>> start Supplied data

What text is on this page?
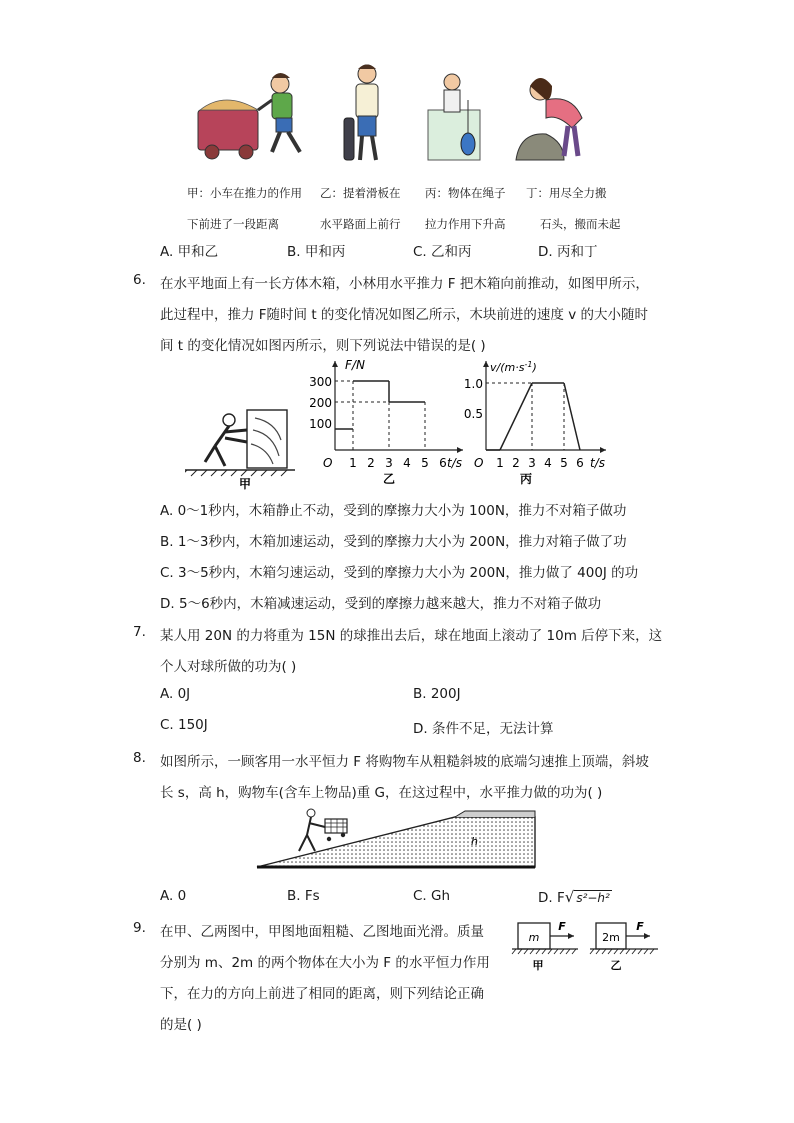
甲：小车在推力的作用
下前进了一段距离
乙：提着滑板在
水平路面上前行
丙：物体在绳子
拉力作用下升高
丁：用尽全力搬
石头，搬而未起
A. 甲和乙	B. 甲和丙	C. 乙和丙	D. 丙和丁
6. 在水平地面上有一长方体木箱，小林用水平推力 F 把木箱向前推动，如图甲所示，
此过程中，推力 F随时间 t 的变化情况如图乙所示，木块前进的速度 v 的大小随时
间 t 的变化情况如图丙所示，则下列说法中错误的是( )
甲
F/N
t/s
O
300
200
100
1 2 3 4 5 6
乙
$v/(m\cdot s^{-1})$
t/s
O
1.0
0.5
1 2 3 4 5 6
丙
A. 0～1秒内，木箱静止不动，受到的摩擦力大小为 100N，推力不对箱子做功
B. 1～3秒内，木箱加速运动，受到的摩擦力大小为 200N，推力对箱子做了功
C. 3～5秒内，木箱匀速运动，受到的摩擦力大小为 200N，推力做了 400J 的功
D. 5～6秒内，木箱减速运动，受到的摩擦力越来越大，推力不对箱子做功
7. 某人用 20N 的力将重为 15N 的球推出去后，球在地面上滚动了 10m 后停下来，这
个人对球所做的功为( )
A. 0J	B. 200J
C. 150J	D. 条件不足，无法计算
8. 如图所示，一顾客用一水平恒力 F 将购物车从粗糙斜坡的底端匀速推上顶端，斜坡
长 s，高 h，购物车(含车上物品)重 G，在这过程中，水平推力做的功为( )
h
A. 0	B. Fs	C. Gh	D. F√ s²−h²
9. 在甲、乙两图中，甲图地面粗糙、乙图地面光滑。质量
分别为 m、2m 的两个物体在大小为 F 的水平恒力作用
下，在力的方向上前进了相同的距离，则下列结论正确
的是( )
m
F
甲
2m
F
乙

>> end Supplied data

What is required:
Reproduce each line of the records exactly, and omit every picture.

Response to the task:
What text is on this page?
甲：小车在推力的作用
下前进了一段距离
乙：提着滑板在
水平路面上前行
丙：物体在绳子
拉力作用下升高
丁：用尽全力搬
石头，搬而未起
A. 甲和乙	B. 甲和丙	C. 乙和丙	D. 丙和丁
6. 在水平地面上有一长方体木箱，小林用水平推力 F 把木箱向前推动，如图甲所示，
此过程中，推力 F随时间 t 的变化情况如图乙所示，木块前进的速度 v 的大小随时
间 t 的变化情况如图丙所示，则下列说法中错误的是( )
甲
F/N
t/s
O
300
200
100
1 2 3 4 5 6
乙
$v/(m\cdot s^{-1})$
t/s
O
1.0
0.5
1 2 3 4 5 6
丙
A. 0～1秒内，木箱静止不动，受到的摩擦力大小为 100N，推力不对箱子做功
B. 1～3秒内，木箱加速运动，受到的摩擦力大小为 200N，推力对箱子做了功
C. 3～5秒内，木箱匀速运动，受到的摩擦力大小为 200N，推力做了 400J 的功
D. 5～6秒内，木箱减速运动，受到的摩擦力越来越大，推力不对箱子做功
7. 某人用 20N 的力将重为 15N 的球推出去后，球在地面上滚动了 10m 后停下来，这
个人对球所做的功为( )
A. 0J	B. 200J
C. 150J	D. 条件不足，无法计算
8. 如图所示，一顾客用一水平恒力 F 将购物车从粗糙斜坡的底端匀速推上顶端，斜坡
长 s，高 h，购物车(含车上物品)重 G，在这过程中，水平推力做的功为( )
h
A. 0	B. Fs	C. Gh	D. F√ s²−h²
9. 在甲、乙两图中，甲图地面粗糙、乙图地面光滑。质量
分别为 m、2m 的两个物体在大小为 F 的水平恒力作用
下，在力的方向上前进了相同的距离，则下列结论正确
的是( )
m
F
甲
2m
F
乙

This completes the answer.